READING TEXT:

Jump to content

IntelMausiEthernet.kext for Intel onboard LAN


Mieze
1,015 posts in this topic

Recommended Posts

Just as a write this, I managed to reproduce the problem (still doing backups and testing simultaneously ... it must have found some unique data to send)

 

This time it happened with my DSDT patched to rid of GBES declarations/tests as you described.

 

So, as I predicted, the DSDT is not the problem. I'll keep looking, but given that it only happens in a relatively rare heavy traffic scenario, I'm not as worried about it.

 

The patch I developed was originally made for 9 series mainboards which also had a code sequence writing to the PCI power management register (see below) so that I'm not surprised that it didn't help you as there is no write access to the register.

        Device (GLAN)
        {
            Name (_ADR, 0x00190000)
            OperationRegion (GLBA, PCI_Config, Zero, 0x0100)
            Field (GLBA, AnyAcc, NoLock, Preserve)
            {
                DVID,   16, 
                        Offset (0xCC), 
                        Offset (0xCD), 
                PMEE,   1, 
                    ,   6, 
                PMES,   1
            }

            Method (_PRW, 0, NotSerialized)
            {
                Return (GPRW (0x0D, 0x04))
            }

            Method (_DSW, 3, NotSerialized)
            {
                Store (Arg0, PMEE)
            }

            Method (GPEH, 0, NotSerialized)
            {
                If (LEqual (DVID, 0xFFFF))
                {
                    Return (Zero)
                }

                If (LAnd (PMEE, PMES))
                {
                    Store (One, PWST)
                    Store (One, PMES)
                    Notify (GLAN, 0x02)
                }
            }
        } 

I've logged and analyzed dozens of these incidents and found nothing. I checked the NIC's config registers, the descriptors and the packets without finding any hint. There is no indication for a systematic error and no common ground for these transmitter deadlocks. Most of the logged packets where TSO operations, which is no wonder when you are moving large amounts of data with TCP, but I also found small ACKs and UDP datagrams. The packets as well as the descriptors were correct and matched each other. The fact that it only happens under load is just a consequence of the design: you can't have a transmitter deadlock without transmitter activity and you need transmitter activity in order to detect it.

 

The reason why I'm quite sure that there is something interfering is the fact that users reported the same issue with the Realtek and the Atheros drivers too. For example see http://www.insanelymac.com/forum/topic/300056-solution-for-qualcomm-atheros-ar816x-ar817x-and-killer-e220x/?p=2128204 and in those cases where the issue was resolved it turned out that it was related to power management or a wrong BIOS setting, e.g. external interference.

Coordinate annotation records
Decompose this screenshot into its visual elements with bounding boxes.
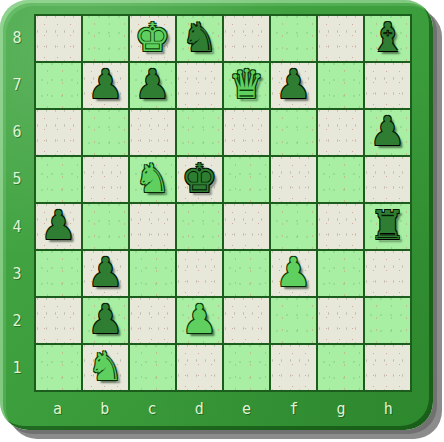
square-g1[interactable] [318,345,363,390]
piece-black-pawn[interactable]: ♟ [370,111,406,151]
square-g4[interactable] [318,204,363,249]
square-f5[interactable] [271,157,316,202]
square-a7[interactable] [36,63,81,108]
piece-black-pawn[interactable]: ♟ [88,252,124,292]
rank-label-5: 5 [0,156,34,203]
piece-black-pawn[interactable]: ♟ [88,299,124,339]
square-e4[interactable] [224,204,269,249]
rank-label-3: 3 [0,250,34,297]
square-g3[interactable] [318,251,363,296]
square-e5[interactable] [224,157,269,202]
square-d8[interactable]: ♞ [177,16,222,61]
square-h6[interactable]: ♟ [365,110,410,155]
file-label-d: d [176,392,223,426]
file-label-a: a [34,392,81,426]
square-b1[interactable]: ♞ [83,345,128,390]
square-g6[interactable] [318,110,363,155]
square-d3[interactable] [177,251,222,296]
square-c2[interactable] [130,298,175,343]
piece-black-rook[interactable]: ♜ [370,205,406,245]
square-d6[interactable] [177,110,222,155]
rank-label-7: 7 [0,61,34,108]
square-d1[interactable] [177,345,222,390]
piece-black-bishop[interactable]: ♝ [370,17,406,57]
square-e2[interactable] [224,298,269,343]
square-a8[interactable] [36,16,81,61]
piece-white-queen[interactable]: ♛ [229,64,265,104]
square-a1[interactable] [36,345,81,390]
square-b3[interactable]: ♟ [83,251,128,296]
square-a5[interactable] [36,157,81,202]
square-c5[interactable]: ♞ [130,157,175,202]
square-e1[interactable] [224,345,269,390]
square-e3[interactable] [224,251,269,296]
square-a4[interactable]: ♟ [36,204,81,249]
chess-board-frame: 8 7 6 5 4 3 2 1 ♚♞♝♟♟♛♟♟♞♚♟♜♟♟♟♟♞ a b c … [0,0,433,430]
square-e8[interactable] [224,16,269,61]
piece-white-pawn[interactable]: ♟ [276,252,312,292]
square-g5[interactable] [318,157,363,202]
file-label-g: g [318,392,365,426]
square-d2[interactable]: ♟ [177,298,222,343]
square-h5[interactable] [365,157,410,202]
file-label-f: f [270,392,317,426]
square-a6[interactable] [36,110,81,155]
file-label-c: c [129,392,176,426]
piece-black-pawn[interactable]: ♟ [88,64,124,104]
piece-white-pawn[interactable]: ♟ [182,299,218,339]
square-e7[interactable]: ♛ [224,63,269,108]
piece-black-pawn[interactable]: ♟ [135,64,171,104]
file-label-b: b [81,392,128,426]
square-c6[interactable] [130,110,175,155]
file-label-e: e [223,392,270,426]
square-h7[interactable] [365,63,410,108]
rank-label-6: 6 [0,109,34,156]
square-c8[interactable]: ♚ [130,16,175,61]
square-c7[interactable]: ♟ [130,63,175,108]
file-label-h: h [365,392,412,426]
rank-label-2: 2 [0,298,34,345]
square-b2[interactable]: ♟ [83,298,128,343]
square-b7[interactable]: ♟ [83,63,128,108]
square-b8[interactable] [83,16,128,61]
rank-labels: 8 7 6 5 4 3 2 1 [0,14,34,392]
rank-label-4: 4 [0,203,34,250]
square-h4[interactable]: ♜ [365,204,410,249]
square-g8[interactable] [318,16,363,61]
rank-label-1: 1 [0,345,34,392]
piece-black-pawn[interactable]: ♟ [41,205,77,245]
square-f3[interactable]: ♟ [271,251,316,296]
square-d4[interactable] [177,204,222,249]
square-b5[interactable] [83,157,128,202]
square-f2[interactable] [271,298,316,343]
square-h1[interactable] [365,345,410,390]
square-b4[interactable] [83,204,128,249]
piece-black-pawn[interactable]: ♟ [276,64,312,104]
piece-white-knight[interactable]: ♞ [88,346,124,386]
square-g7[interactable] [318,63,363,108]
square-f6[interactable] [271,110,316,155]
page-background: { "game": "chess", "position": { "fen": … [0,0,444,442]
square-h8[interactable]: ♝ [365,16,410,61]
square-d7[interactable] [177,63,222,108]
square-c1[interactable] [130,345,175,390]
piece-black-knight[interactable]: ♞ [182,17,218,57]
chess-board: ♚♞♝♟♟♛♟♟♞♚♟♜♟♟♟♟♞ [34,14,412,392]
square-d5[interactable]: ♚ [177,157,222,202]
square-a2[interactable] [36,298,81,343]
square-f1[interactable] [271,345,316,390]
square-b6[interactable] [83,110,128,155]
piece-white-knight[interactable]: ♞ [135,158,171,198]
rank-label-8: 8 [0,14,34,61]
square-h2[interactable] [365,298,410,343]
square-e6[interactable] [224,110,269,155]
square-f8[interactable] [271,16,316,61]
square-h3[interactable] [365,251,410,296]
square-g2[interactable] [318,298,363,343]
square-c3[interactable] [130,251,175,296]
square-f4[interactable] [271,204,316,249]
square-a3[interactable] [36,251,81,296]
piece-black-king[interactable]: ♚ [182,158,218,198]
square-c4[interactable] [130,204,175,249]
file-labels: a b c d e f g h [34,392,412,426]
square-f7[interactable]: ♟ [271,63,316,108]
piece-white-king[interactable]: ♚ [135,17,171,57]
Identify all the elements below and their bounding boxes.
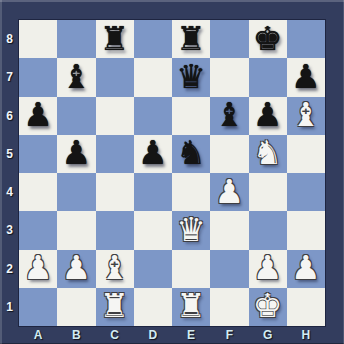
black-bishop: ♝ bbox=[215, 98, 245, 131]
square-b1[interactable] bbox=[57, 288, 95, 326]
chess-board: ♜♜♚♝♛♟♟♝♟♝♟♟♞♞♟♛♟♟♝♟♟♜♜♚ bbox=[19, 20, 325, 326]
file-label-a: A bbox=[19, 326, 57, 344]
square-b5[interactable]: ♟ bbox=[57, 135, 95, 173]
square-a4[interactable] bbox=[19, 173, 57, 211]
square-c2[interactable]: ♝ bbox=[96, 250, 134, 288]
square-g5[interactable]: ♞ bbox=[249, 135, 287, 173]
square-f1[interactable] bbox=[210, 288, 248, 326]
white-pawn: ♟ bbox=[215, 175, 245, 208]
square-d2[interactable] bbox=[134, 250, 172, 288]
white-king: ♚ bbox=[253, 289, 283, 322]
square-e3[interactable]: ♛ bbox=[172, 211, 210, 249]
square-b3[interactable] bbox=[57, 211, 95, 249]
square-h7[interactable]: ♟ bbox=[287, 58, 325, 96]
square-d7[interactable] bbox=[134, 58, 172, 96]
black-pawn: ♟ bbox=[253, 98, 283, 131]
square-g8[interactable]: ♚ bbox=[249, 20, 287, 58]
file-label-f: F bbox=[210, 326, 248, 344]
square-a5[interactable] bbox=[19, 135, 57, 173]
square-f3[interactable] bbox=[210, 211, 248, 249]
white-pawn: ♟ bbox=[23, 251, 53, 284]
file-label-h: H bbox=[287, 326, 325, 344]
file-label-e: E bbox=[172, 326, 210, 344]
square-e2[interactable] bbox=[172, 250, 210, 288]
square-c1[interactable]: ♜ bbox=[96, 288, 134, 326]
square-g3[interactable] bbox=[249, 211, 287, 249]
rank-label-4: 4 bbox=[0, 173, 19, 211]
square-f6[interactable]: ♝ bbox=[210, 97, 248, 135]
square-c6[interactable] bbox=[96, 97, 134, 135]
black-king: ♚ bbox=[253, 22, 283, 55]
file-label-c: C bbox=[96, 326, 134, 344]
square-d5[interactable]: ♟ bbox=[134, 135, 172, 173]
file-labels: ABCDEFGH bbox=[19, 326, 325, 344]
black-pawn: ♟ bbox=[62, 136, 92, 169]
square-g6[interactable]: ♟ bbox=[249, 97, 287, 135]
white-bishop: ♝ bbox=[100, 251, 130, 284]
square-g2[interactable]: ♟ bbox=[249, 250, 287, 288]
square-e5[interactable]: ♞ bbox=[172, 135, 210, 173]
square-a2[interactable]: ♟ bbox=[19, 250, 57, 288]
square-f8[interactable] bbox=[210, 20, 248, 58]
chess-board-frame: ♜♜♚♝♛♟♟♝♟♝♟♟♞♞♟♛♟♟♝♟♟♜♜♚ 87654321 ABCDEF… bbox=[0, 0, 344, 344]
black-pawn: ♟ bbox=[23, 98, 53, 131]
square-a8[interactable] bbox=[19, 20, 57, 58]
rank-labels: 87654321 bbox=[0, 20, 19, 326]
rank-label-3: 3 bbox=[0, 211, 19, 249]
square-e4[interactable] bbox=[172, 173, 210, 211]
square-h5[interactable] bbox=[287, 135, 325, 173]
square-g7[interactable] bbox=[249, 58, 287, 96]
rank-label-1: 1 bbox=[0, 288, 19, 326]
white-rook: ♜ bbox=[100, 289, 130, 322]
square-e1[interactable]: ♜ bbox=[172, 288, 210, 326]
white-bishop: ♝ bbox=[291, 98, 321, 131]
square-f7[interactable] bbox=[210, 58, 248, 96]
black-knight: ♞ bbox=[176, 136, 206, 169]
square-a3[interactable] bbox=[19, 211, 57, 249]
square-d8[interactable] bbox=[134, 20, 172, 58]
rank-label-6: 6 bbox=[0, 97, 19, 135]
square-e7[interactable]: ♛ bbox=[172, 58, 210, 96]
black-queen: ♛ bbox=[176, 60, 206, 93]
square-g1[interactable]: ♚ bbox=[249, 288, 287, 326]
square-c7[interactable] bbox=[96, 58, 134, 96]
square-h8[interactable] bbox=[287, 20, 325, 58]
rank-label-2: 2 bbox=[0, 250, 19, 288]
square-a7[interactable] bbox=[19, 58, 57, 96]
white-pawn: ♟ bbox=[62, 251, 92, 284]
file-label-b: B bbox=[57, 326, 95, 344]
square-d4[interactable] bbox=[134, 173, 172, 211]
square-b8[interactable] bbox=[57, 20, 95, 58]
square-a1[interactable] bbox=[19, 288, 57, 326]
white-pawn: ♟ bbox=[291, 251, 321, 284]
square-b6[interactable] bbox=[57, 97, 95, 135]
square-f2[interactable] bbox=[210, 250, 248, 288]
square-a6[interactable]: ♟ bbox=[19, 97, 57, 135]
square-h1[interactable] bbox=[287, 288, 325, 326]
rank-label-8: 8 bbox=[0, 20, 19, 58]
white-rook: ♜ bbox=[176, 289, 206, 322]
square-g4[interactable] bbox=[249, 173, 287, 211]
black-rook: ♜ bbox=[100, 22, 130, 55]
square-c4[interactable] bbox=[96, 173, 134, 211]
square-f4[interactable]: ♟ bbox=[210, 173, 248, 211]
square-e6[interactable] bbox=[172, 97, 210, 135]
black-rook: ♜ bbox=[176, 22, 206, 55]
file-label-d: D bbox=[134, 326, 172, 344]
black-pawn: ♟ bbox=[291, 60, 321, 93]
rank-label-5: 5 bbox=[0, 135, 19, 173]
square-c5[interactable] bbox=[96, 135, 134, 173]
square-c3[interactable] bbox=[96, 211, 134, 249]
square-h4[interactable] bbox=[287, 173, 325, 211]
square-e8[interactable]: ♜ bbox=[172, 20, 210, 58]
square-d1[interactable] bbox=[134, 288, 172, 326]
square-h6[interactable]: ♝ bbox=[287, 97, 325, 135]
white-pawn: ♟ bbox=[253, 251, 283, 284]
square-h3[interactable] bbox=[287, 211, 325, 249]
square-b4[interactable] bbox=[57, 173, 95, 211]
square-f5[interactable] bbox=[210, 135, 248, 173]
square-d6[interactable] bbox=[134, 97, 172, 135]
black-bishop: ♝ bbox=[62, 60, 92, 93]
rank-label-7: 7 bbox=[0, 58, 19, 96]
black-pawn: ♟ bbox=[138, 136, 168, 169]
white-queen: ♛ bbox=[176, 213, 206, 246]
file-label-g: G bbox=[249, 326, 287, 344]
square-b7[interactable]: ♝ bbox=[57, 58, 95, 96]
square-c8[interactable]: ♜ bbox=[96, 20, 134, 58]
square-d3[interactable] bbox=[134, 211, 172, 249]
white-knight: ♞ bbox=[253, 136, 283, 169]
square-h2[interactable]: ♟ bbox=[287, 250, 325, 288]
square-b2[interactable]: ♟ bbox=[57, 250, 95, 288]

TASKS TO PERFORM:
1. According to the thread, which mainboards was the DSDT patch originally made for?
2. List every method defined inside the Device (GLAN) code block in the thread.

EXPECTED OUTPUTS:
1. 9 series mainboards

2. _PRW, _DSW, GPEH